### Set exercise
Pull out each line of the data that includes the word "Sector".

### Data for processing
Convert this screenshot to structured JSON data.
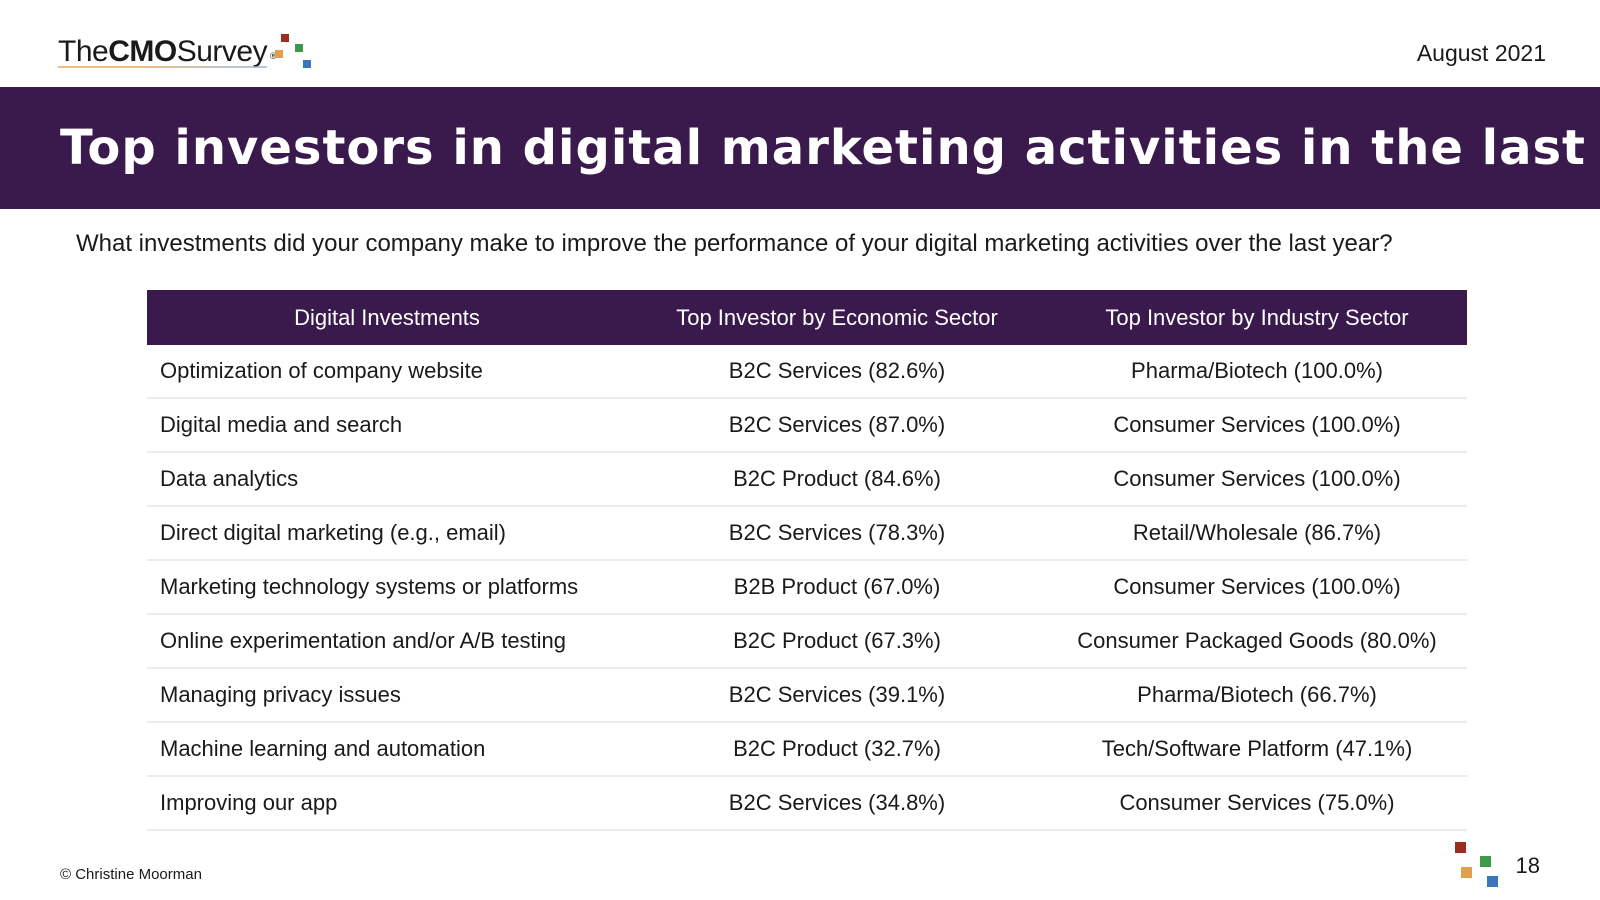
{
  "header": {
    "logo": {
      "the": "The",
      "cmo": "CMO",
      "survey": "Survey",
      "reg": "®"
    },
    "date": "August 2021"
  },
  "banner": {
    "title": "Top investors in digital marketing activities in the last year"
  },
  "question": "What investments did your company make to improve the performance of your digital marketing activities over the last year?",
  "table": {
    "headers": [
      "Digital Investments",
      "Top Investor by Economic Sector",
      "Top Investor by Industry Sector"
    ],
    "rows": [
      [
        "Optimization of company website",
        "B2C Services (82.6%)",
        "Pharma/Biotech (100.0%)"
      ],
      [
        "Digital media and search",
        "B2C Services (87.0%)",
        "Consumer Services (100.0%)"
      ],
      [
        "Data analytics",
        "B2C Product (84.6%)",
        "Consumer Services (100.0%)"
      ],
      [
        "Direct digital marketing (e.g., email)",
        "B2C Services (78.3%)",
        "Retail/Wholesale (86.7%)"
      ],
      [
        "Marketing technology systems or platforms",
        "B2B Product (67.0%)",
        "Consumer Services (100.0%)"
      ],
      [
        "Online experimentation and/or A/B testing",
        "B2C Product (67.3%)",
        "Consumer Packaged Goods (80.0%)"
      ],
      [
        "Managing privacy issues",
        "B2C Services (39.1%)",
        "Pharma/Biotech (66.7%)"
      ],
      [
        "Machine learning and automation",
        "B2C Product (32.7%)",
        "Tech/Software Platform (47.1%)"
      ],
      [
        "Improving our app",
        "B2C Services (34.8%)",
        "Consumer Services (75.0%)"
      ]
    ]
  },
  "footer": {
    "copyright": "© Christine Moorman",
    "page": "18"
  },
  "colors": {
    "brand_purple": "#3a1a4c",
    "sq_red": "#9b2d22",
    "sq_orange": "#e3a04c",
    "sq_green": "#3d9a4a",
    "sq_blue": "#3a77b8"
  }
}
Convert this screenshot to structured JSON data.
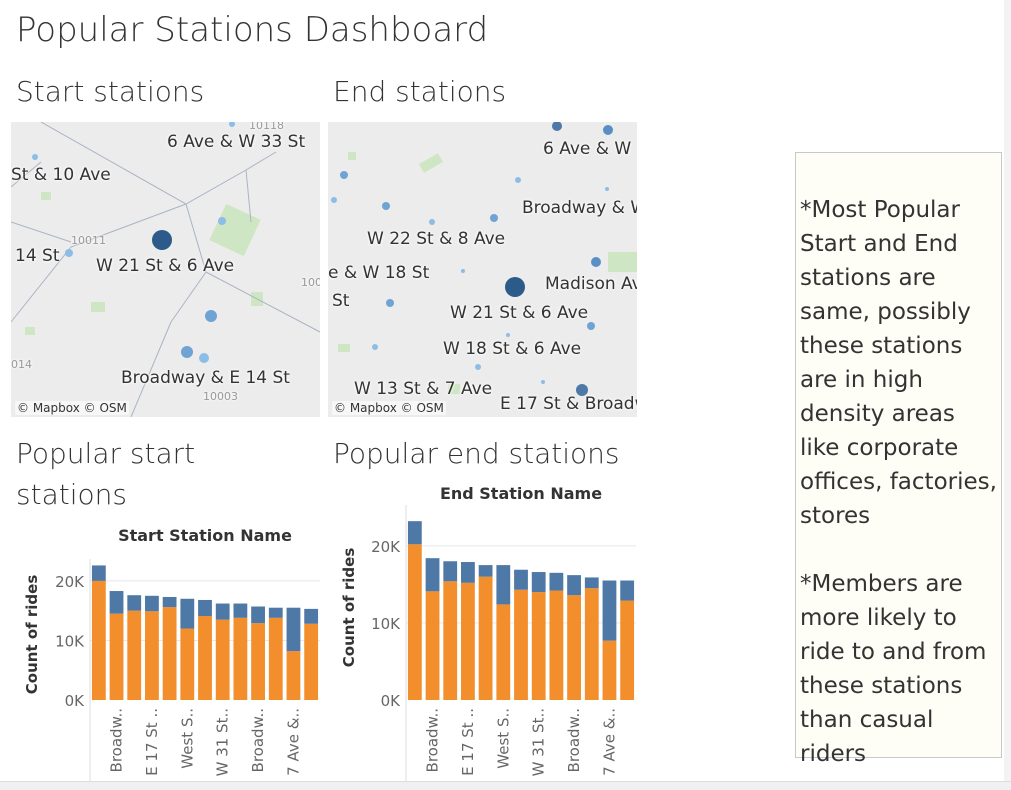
{
  "page_title": "Popular Stations Dashboard",
  "sections": {
    "start_map_title": "Start stations",
    "end_map_title": "End stations",
    "start_bars_title_line1": "Popular start",
    "start_bars_title_line2": "stations",
    "end_bars_title": "Popular end stations"
  },
  "maps": {
    "attribution": "© Mapbox © OSM",
    "start": {
      "labels": [
        "6 Ave & W 33 St",
        "St & 10 Ave",
        "14 St",
        "W 21 St & 6 Ave",
        "Broadway & E 14 St"
      ],
      "zip_labels": [
        "10011",
        "10003",
        "014",
        "100",
        "10118"
      ]
    },
    "end": {
      "labels": [
        "6 Ave & W 3",
        "Broadway & W",
        "W 22 St & 8 Ave",
        "e & W 18 St",
        "Madison Av",
        "St",
        "W 21 St & 6 Ave",
        "W 18 St & 6 Ave",
        "W 13 St & 7 Ave",
        "E 17 St & Broadw"
      ]
    }
  },
  "note": {
    "paragraph1": "*Most Popular Start and End stations are same, possibly these stations are in high density areas like corporate offices, factories, stores",
    "paragraph2": "*Members are more likely to ride to and from these stations than casual riders"
  },
  "colors": {
    "member": "#f28e2b",
    "casual": "#4e79a7",
    "map_dot_large": "#2c5b8a",
    "map_dot_small": "#8cbde6",
    "map_bg": "#ececec",
    "park": "#cfe6c4"
  },
  "chart_data": [
    {
      "type": "bar",
      "stacked": true,
      "title": "Start Station Name",
      "ylabel": "Count of rides",
      "ylim": [
        0,
        22000
      ],
      "yticks": [
        0,
        10000,
        20000
      ],
      "ytick_labels": [
        "0K",
        "10K",
        "20K"
      ],
      "category_labels_visible": [
        "Broadw..",
        "E 17 St ..",
        "West S..",
        "W 31 St..",
        "Broadw..",
        "7 Ave &.."
      ],
      "series": [
        {
          "color": "#f28e2b",
          "values": [
            20000,
            14500,
            15000,
            14900,
            15600,
            12000,
            14100,
            13500,
            13800,
            12900,
            13800,
            8200,
            12800
          ]
        },
        {
          "color": "#4e79a7",
          "values": [
            2600,
            3800,
            2600,
            2600,
            1700,
            5000,
            2700,
            2700,
            2400,
            2800,
            1700,
            7300,
            2500
          ]
        }
      ]
    },
    {
      "type": "bar",
      "stacked": true,
      "title": "End Station Name",
      "ylabel": "Count of rides",
      "ylim": [
        0,
        24000
      ],
      "yticks": [
        0,
        10000,
        20000
      ],
      "ytick_labels": [
        "0K",
        "10K",
        "20K"
      ],
      "category_labels_visible": [
        "Broadw..",
        "E 17 St ..",
        "West S..",
        "W 31 St..",
        "Broadw..",
        "7 Ave &.."
      ],
      "series": [
        {
          "color": "#f28e2b",
          "values": [
            20200,
            14100,
            15400,
            15200,
            16000,
            12400,
            14300,
            14000,
            14200,
            13600,
            14500,
            7700,
            12900
          ]
        },
        {
          "color": "#4e79a7",
          "values": [
            3000,
            4300,
            2600,
            2700,
            1500,
            5100,
            2600,
            2600,
            2300,
            2600,
            1400,
            7800,
            2600
          ]
        }
      ]
    }
  ]
}
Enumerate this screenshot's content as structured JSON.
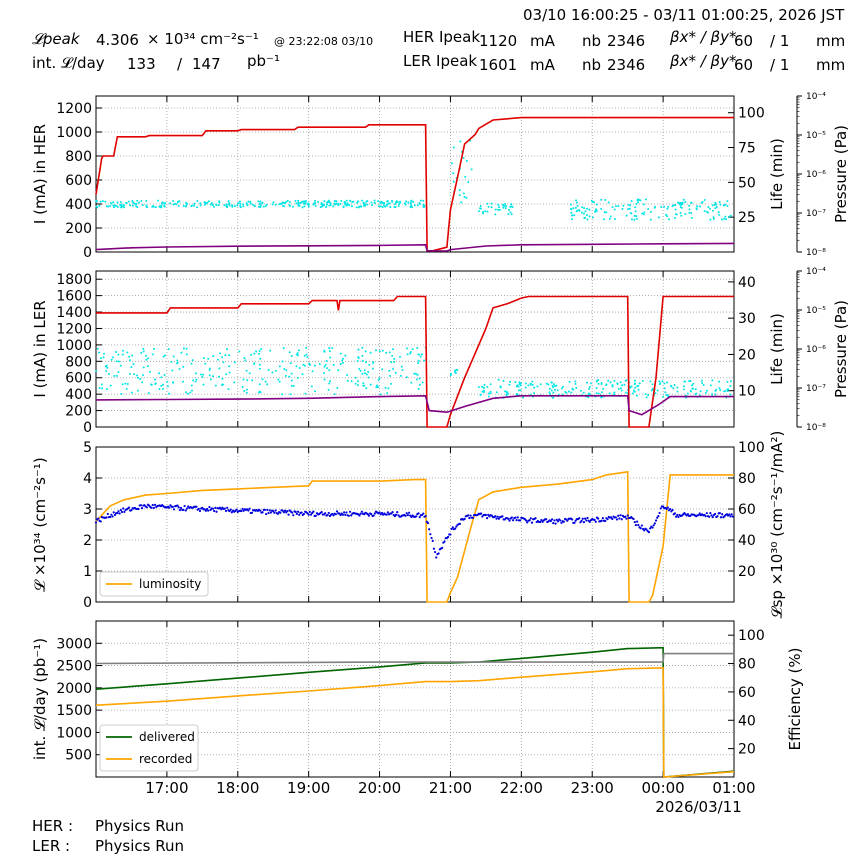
{
  "header": {
    "time_range": "03/10 16:00:25 - 03/11 01:00:25, 2026 JST",
    "lpeak_label": "𝓛peak",
    "lpeak_value": "4.306",
    "lpeak_unit": "× 10³⁴ cm⁻²s⁻¹",
    "lpeak_time": "@ 23:22:08 03/10",
    "intl_label": "int. 𝓛/day",
    "intl_value1": "133",
    "intl_sep": "/",
    "intl_value2": "147",
    "intl_unit": "pb⁻¹",
    "her_label": "HER Ipeak",
    "her_value": "1120",
    "her_unit": "mA",
    "ler_label": "LER Ipeak",
    "ler_value": "1601",
    "ler_unit": "mA",
    "nb_label": "nb",
    "her_nb": "2346",
    "ler_nb": "2346",
    "beta_label": "βx* / βy*",
    "her_beta_x": "60",
    "her_beta_y": "/ 1",
    "ler_beta_x": "60",
    "ler_beta_y": "/ 1",
    "beta_unit": "mm"
  },
  "footer": {
    "her_label": "HER :",
    "her_status": "Physics Run",
    "ler_label": "LER :",
    "ler_status": "Physics Run"
  },
  "x_axis": {
    "ticks": [
      "17:00",
      "18:00",
      "19:00",
      "20:00",
      "21:00",
      "22:00",
      "23:00",
      "00:00",
      "01:00"
    ],
    "date_label": "2026/03/11",
    "range_hours": [
      16.0,
      25.0
    ]
  },
  "colors": {
    "red": "#e00000",
    "purple": "#800080",
    "cyan": "#00e5e5",
    "orange": "#ffa500",
    "blue": "#0000dd",
    "green": "#006400",
    "gray": "#808080",
    "grid": "#999999"
  },
  "chart_data": [
    {
      "type": "line",
      "name": "HER",
      "ylabel": "I (mA) in HER",
      "ylim": [
        0,
        1300
      ],
      "yticks": [
        "0",
        "200",
        "400",
        "600",
        "800",
        "1000",
        "1200"
      ],
      "ylabel_right": "Life (min)",
      "ylim_right": [
        0,
        112
      ],
      "yticks_right": [
        "25",
        "50",
        "75",
        "100"
      ],
      "ylabel_pressure": "Pressure (Pa)",
      "pressure_ticks": [
        "10⁻⁴",
        "10⁻⁵",
        "10⁻⁶",
        "10⁻⁷",
        "10⁻⁸"
      ],
      "series": [
        {
          "color": "red",
          "x": [
            16.0,
            16.08,
            16.1,
            16.25,
            16.3,
            16.7,
            16.75,
            17.5,
            17.55,
            18.0,
            18.05,
            18.8,
            18.85,
            19.8,
            19.85,
            20.65,
            20.67,
            20.75,
            20.95,
            21.0,
            21.1,
            21.2,
            21.35,
            21.4,
            21.6,
            22.0,
            25.0
          ],
          "values": [
            480,
            780,
            800,
            800,
            960,
            960,
            970,
            970,
            1010,
            1010,
            1020,
            1020,
            1040,
            1040,
            1060,
            1060,
            10,
            10,
            40,
            350,
            620,
            900,
            980,
            1030,
            1100,
            1120,
            1120
          ]
        },
        {
          "color": "purple",
          "x": [
            16.0,
            16.5,
            17.0,
            18.0,
            19.0,
            20.0,
            20.65,
            20.67,
            20.95,
            21.0,
            21.5,
            22.0,
            23.0,
            24.0,
            25.0
          ],
          "values": [
            20,
            35,
            42,
            48,
            52,
            55,
            60,
            10,
            8,
            20,
            50,
            60,
            64,
            68,
            72
          ]
        }
      ],
      "scatter_right": {
        "color": "cyan",
        "note_clusters": [
          [
            16.0,
            20.65,
            32,
            37
          ],
          [
            21.0,
            21.3,
            35,
            80
          ],
          [
            21.4,
            21.9,
            27,
            35
          ],
          [
            22.7,
            25.0,
            23,
            38
          ]
        ]
      }
    },
    {
      "type": "line",
      "name": "LER",
      "ylabel": "I (mA) in LER",
      "ylim": [
        0,
        1900
      ],
      "yticks": [
        "0",
        "200",
        "400",
        "600",
        "800",
        "1000",
        "1200",
        "1400",
        "1600",
        "1800"
      ],
      "ylabel_right": "Life (min)",
      "ylim_right": [
        0,
        43
      ],
      "yticks_right": [
        "10",
        "20",
        "30",
        "40"
      ],
      "ylabel_pressure": "Pressure (Pa)",
      "pressure_ticks": [
        "10⁻⁴",
        "10⁻⁵",
        "10⁻⁶",
        "10⁻⁷",
        "10⁻⁸"
      ],
      "series": [
        {
          "color": "red",
          "x": [
            16.0,
            17.0,
            17.05,
            18.0,
            18.05,
            19.0,
            19.05,
            19.4,
            19.42,
            19.44,
            20.2,
            20.25,
            20.65,
            20.67,
            20.95,
            21.0,
            21.2,
            21.4,
            21.5,
            21.6,
            21.8,
            22.0,
            22.1,
            23.5,
            23.52,
            23.8,
            23.9,
            24.0,
            25.0
          ],
          "values": [
            1390,
            1390,
            1450,
            1450,
            1500,
            1500,
            1540,
            1540,
            1420,
            1540,
            1540,
            1590,
            1590,
            0,
            0,
            150,
            600,
            1000,
            1200,
            1450,
            1500,
            1570,
            1590,
            1590,
            0,
            0,
            600,
            1590,
            1590
          ]
        },
        {
          "color": "purple",
          "x": [
            16.0,
            17.0,
            18.0,
            19.0,
            20.0,
            20.65,
            20.7,
            20.95,
            21.2,
            21.6,
            22.0,
            23.5,
            23.52,
            23.7,
            23.95,
            24.1,
            25.0
          ],
          "values": [
            330,
            335,
            340,
            350,
            370,
            380,
            200,
            180,
            250,
            350,
            380,
            380,
            200,
            150,
            280,
            370,
            370
          ]
        }
      ],
      "scatter_right": {
        "color": "cyan",
        "note_clusters": [
          [
            16.0,
            20.65,
            9,
            22
          ],
          [
            21.0,
            21.1,
            14,
            16
          ],
          [
            21.4,
            25.0,
            8,
            13
          ]
        ]
      }
    },
    {
      "type": "line",
      "name": "Luminosity",
      "ylabel": "𝓛 ×10³⁴ (cm⁻²s⁻¹)",
      "ylim": [
        0,
        5
      ],
      "yticks": [
        "0",
        "1",
        "2",
        "3",
        "4",
        "5"
      ],
      "ylabel_right": "𝓛sp ×10³⁰ (cm⁻²s⁻¹/mA²)",
      "ylim_right": [
        0,
        100
      ],
      "yticks_right": [
        "20",
        "40",
        "60",
        "80",
        "100"
      ],
      "legend": [
        "luminosity"
      ],
      "series": [
        {
          "name": "luminosity",
          "color": "orange",
          "x": [
            16.0,
            16.2,
            16.4,
            16.7,
            17.0,
            17.5,
            18.0,
            18.5,
            19.0,
            19.05,
            19.5,
            20.0,
            20.5,
            20.65,
            20.67,
            20.95,
            21.0,
            21.1,
            21.3,
            21.4,
            21.6,
            22.0,
            22.5,
            23.0,
            23.2,
            23.5,
            23.52,
            23.8,
            23.85,
            24.0,
            24.1,
            25.0
          ],
          "values": [
            2.6,
            3.1,
            3.3,
            3.45,
            3.5,
            3.6,
            3.65,
            3.7,
            3.75,
            3.9,
            3.9,
            3.9,
            3.95,
            3.95,
            0,
            0,
            0.3,
            0.8,
            2.5,
            3.3,
            3.55,
            3.7,
            3.8,
            3.95,
            4.1,
            4.2,
            0,
            0,
            0.2,
            1.8,
            4.1,
            4.1
          ]
        },
        {
          "color": "blue",
          "x": [
            16.0,
            16.3,
            16.7,
            17.0,
            17.5,
            18.0,
            18.5,
            19.0,
            19.5,
            20.0,
            20.5,
            20.65,
            20.8,
            21.0,
            21.2,
            21.4,
            21.6,
            22.0,
            22.5,
            23.0,
            23.5,
            23.8,
            24.0,
            24.2,
            25.0
          ],
          "values": [
            52,
            58,
            62,
            61,
            60,
            59,
            58,
            57,
            57,
            57,
            56,
            56,
            30,
            45,
            55,
            56,
            55,
            53,
            52,
            53,
            55,
            45,
            62,
            56,
            56
          ]
        }
      ]
    },
    {
      "type": "line",
      "name": "Integrated luminosity",
      "ylabel": "int. 𝓛/day (pb⁻¹)",
      "ylim": [
        0,
        3500
      ],
      "yticks": [
        "500",
        "1000",
        "1500",
        "2000",
        "2500",
        "3000"
      ],
      "ylabel_right": "Efficiency (%)",
      "ylim_right": [
        0,
        110
      ],
      "yticks_right": [
        "20",
        "40",
        "60",
        "80",
        "100"
      ],
      "legend": [
        "delivered",
        "recorded"
      ],
      "series": [
        {
          "name": "delivered",
          "color": "green",
          "x": [
            16.0,
            17.0,
            18.0,
            19.0,
            20.0,
            20.65,
            21.0,
            21.4,
            22.0,
            23.0,
            23.5,
            24.0,
            24.01,
            25.0
          ],
          "values": [
            1970,
            2090,
            2220,
            2350,
            2470,
            2560,
            2560,
            2580,
            2660,
            2800,
            2880,
            2900,
            0,
            130
          ]
        },
        {
          "name": "recorded",
          "color": "orange",
          "x": [
            16.0,
            17.0,
            18.0,
            19.0,
            20.0,
            20.65,
            21.0,
            21.4,
            22.0,
            23.0,
            23.5,
            24.0,
            24.01,
            25.0
          ],
          "values": [
            1610,
            1700,
            1820,
            1930,
            2050,
            2140,
            2140,
            2160,
            2240,
            2360,
            2430,
            2450,
            0,
            120
          ]
        },
        {
          "name": "efficiency",
          "color": "gray",
          "x": [
            16.0,
            20.0,
            24.0,
            24.01,
            25.0
          ],
          "values_right": [
            80,
            81,
            81,
            87,
            87
          ]
        }
      ]
    }
  ]
}
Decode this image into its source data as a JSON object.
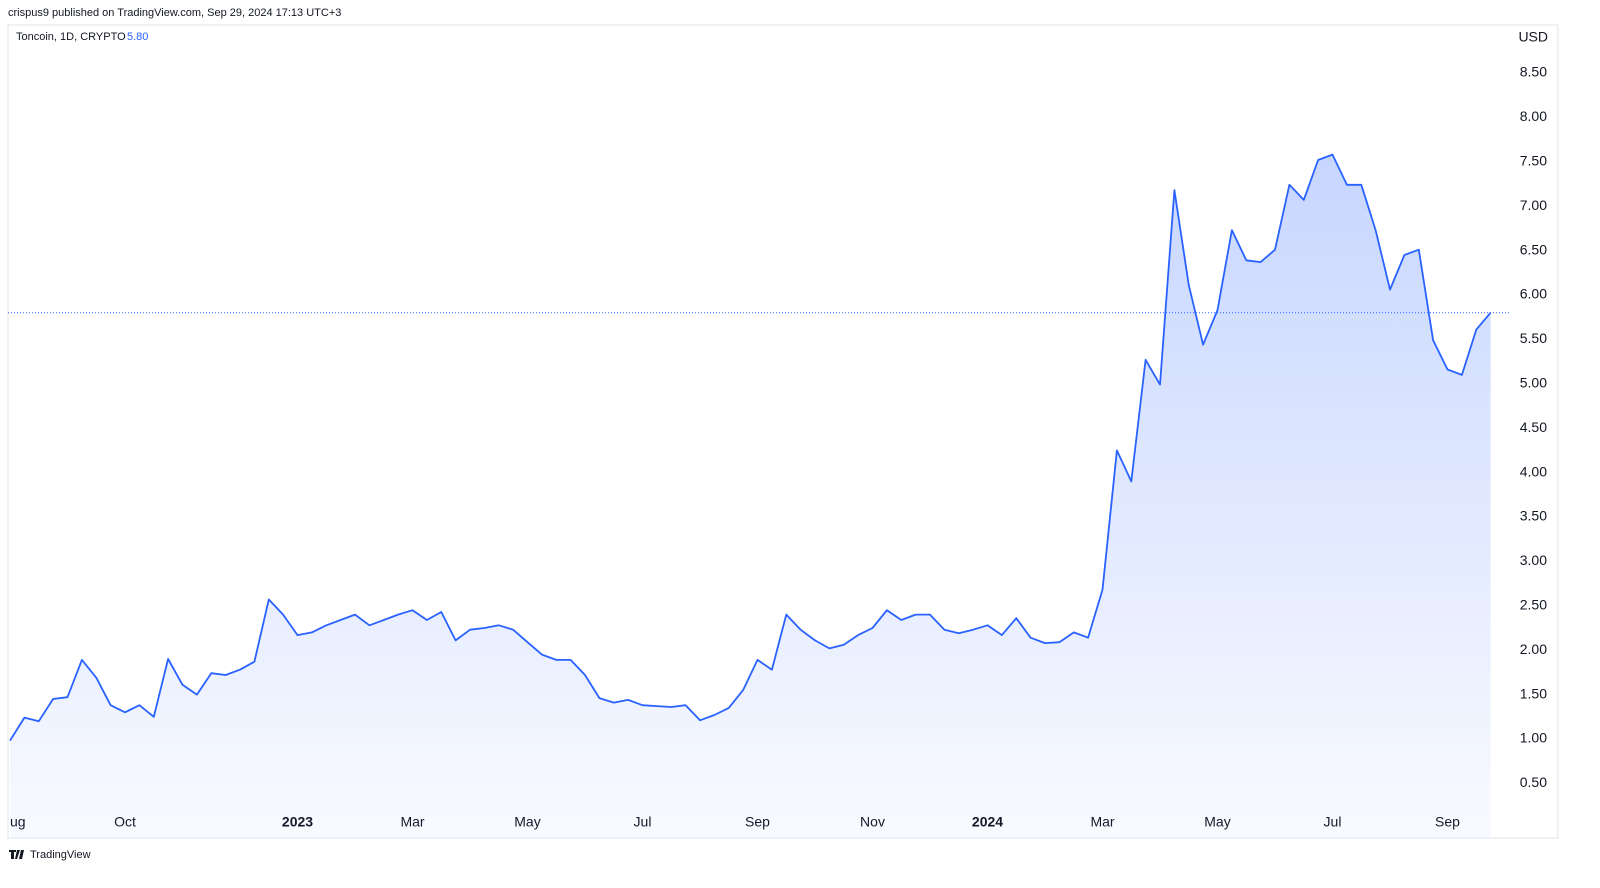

### Task solution
      "Top Investor by Economic Sector",
      "Top Investor by Industry Sector"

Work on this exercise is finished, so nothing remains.